**PAGE:**
● ● ●

The negotiations were also widely criticised for the cloud of secrecy under which they were conducted. However, this is common practice during international trade deals, as the participating parties need to be able to state what trade-offs they are willing to concede without the fear of political backlash.

In the end, at least in regard to Malaysia, a lot of the more hyperbolic rhetoric proved unwarranted. International Trade and Industry Minister Datuk Seri Mustapa Mohamed, together with chief negotiator Datuk J. Jayasiri, were able to secure many carve-outs for Malaysia, especially in state-owned and Bumiputera businesses.

As the pact moves toward implementation, various other countries have expressed serious interest in joining.

While they will no longer have the negotiating power of the original 12 members, instead having to largely sign on to what the other parties have agreed to, Columbia, Philippines, Thailand, Taiwan, South Korea and Indonesia have all declared their willingness to be a part of the TPP in the future.

In the case of Taiwan, there are various diplomatic hurdles to be overcome, yet they have made a positive economic case as to why they should be included in the TPP.

Last week, the findings of a study commissioned by the Taipei Economic and Cultural Office in Kuala Lumpur, and carried out by the Asian Strategy & Leadership Institute, were released.

● ● ●

**EXTRACTED ENTRIES:**
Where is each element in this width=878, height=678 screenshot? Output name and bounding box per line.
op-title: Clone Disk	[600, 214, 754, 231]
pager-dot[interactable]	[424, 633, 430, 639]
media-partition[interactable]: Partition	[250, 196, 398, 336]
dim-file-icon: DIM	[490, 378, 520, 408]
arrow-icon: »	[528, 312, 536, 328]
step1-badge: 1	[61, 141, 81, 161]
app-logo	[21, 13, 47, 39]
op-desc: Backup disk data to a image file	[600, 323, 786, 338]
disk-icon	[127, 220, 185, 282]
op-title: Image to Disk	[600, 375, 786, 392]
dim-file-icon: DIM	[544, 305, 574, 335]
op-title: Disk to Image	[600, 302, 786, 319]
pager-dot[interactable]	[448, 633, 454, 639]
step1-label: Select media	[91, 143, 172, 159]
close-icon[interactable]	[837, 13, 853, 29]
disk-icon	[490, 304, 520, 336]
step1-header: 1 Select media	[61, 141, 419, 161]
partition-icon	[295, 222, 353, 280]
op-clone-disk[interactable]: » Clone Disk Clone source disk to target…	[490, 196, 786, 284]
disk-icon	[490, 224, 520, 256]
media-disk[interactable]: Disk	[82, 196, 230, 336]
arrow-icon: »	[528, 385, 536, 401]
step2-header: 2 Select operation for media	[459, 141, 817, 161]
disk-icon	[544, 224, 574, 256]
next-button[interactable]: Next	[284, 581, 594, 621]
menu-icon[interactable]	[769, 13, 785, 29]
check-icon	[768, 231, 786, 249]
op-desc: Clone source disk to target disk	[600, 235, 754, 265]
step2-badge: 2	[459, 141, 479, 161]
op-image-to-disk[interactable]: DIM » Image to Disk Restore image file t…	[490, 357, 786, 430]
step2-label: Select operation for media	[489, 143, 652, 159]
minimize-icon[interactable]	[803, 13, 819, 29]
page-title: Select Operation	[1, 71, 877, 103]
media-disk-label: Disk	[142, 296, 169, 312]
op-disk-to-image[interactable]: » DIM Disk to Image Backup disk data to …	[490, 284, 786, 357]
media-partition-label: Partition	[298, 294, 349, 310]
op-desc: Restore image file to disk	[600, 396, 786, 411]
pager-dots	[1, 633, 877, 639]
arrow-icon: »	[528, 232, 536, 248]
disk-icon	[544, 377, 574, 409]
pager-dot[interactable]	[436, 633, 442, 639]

● ● ●

Answer these from the TPP passage above.
(a) Who is named as chief negotiator alongside the International Trade and Industry Minister?
(b) How many original members does the pact have?
(c) Which institute carried out the study that was released last week?

**REPLY TO THE TASK:**
(a) Datuk J. Jayasiri
(b) 12
(c) The Asian Strategy & Leadership Institute